▸ **Task statement**: Draw out every line with the word "local" from the listing below.

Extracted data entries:

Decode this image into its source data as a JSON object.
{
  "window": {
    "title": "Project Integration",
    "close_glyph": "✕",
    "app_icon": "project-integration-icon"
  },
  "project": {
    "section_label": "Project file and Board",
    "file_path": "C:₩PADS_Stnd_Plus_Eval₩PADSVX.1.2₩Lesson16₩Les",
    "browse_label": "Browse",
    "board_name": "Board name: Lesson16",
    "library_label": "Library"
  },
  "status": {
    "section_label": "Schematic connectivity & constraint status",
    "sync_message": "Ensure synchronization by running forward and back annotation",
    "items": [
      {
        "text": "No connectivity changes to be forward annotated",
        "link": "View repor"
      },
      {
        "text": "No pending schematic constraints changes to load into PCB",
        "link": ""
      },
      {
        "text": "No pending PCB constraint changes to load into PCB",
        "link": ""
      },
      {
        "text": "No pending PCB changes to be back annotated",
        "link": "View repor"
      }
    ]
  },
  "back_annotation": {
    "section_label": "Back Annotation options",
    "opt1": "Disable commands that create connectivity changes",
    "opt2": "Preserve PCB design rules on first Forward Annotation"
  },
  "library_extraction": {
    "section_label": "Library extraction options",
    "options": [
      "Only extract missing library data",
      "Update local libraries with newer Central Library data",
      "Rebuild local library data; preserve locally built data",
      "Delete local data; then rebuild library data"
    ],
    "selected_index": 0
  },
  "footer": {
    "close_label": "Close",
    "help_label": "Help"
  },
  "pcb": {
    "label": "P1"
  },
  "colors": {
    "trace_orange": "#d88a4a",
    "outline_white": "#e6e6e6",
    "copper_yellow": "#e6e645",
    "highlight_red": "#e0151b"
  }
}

▸ **Result of the exercise**:
      "Update local libraries with newer Central Library data",
      "Rebuild local library data; preserve locally built data",
      "Delete local data; then rebuild library data"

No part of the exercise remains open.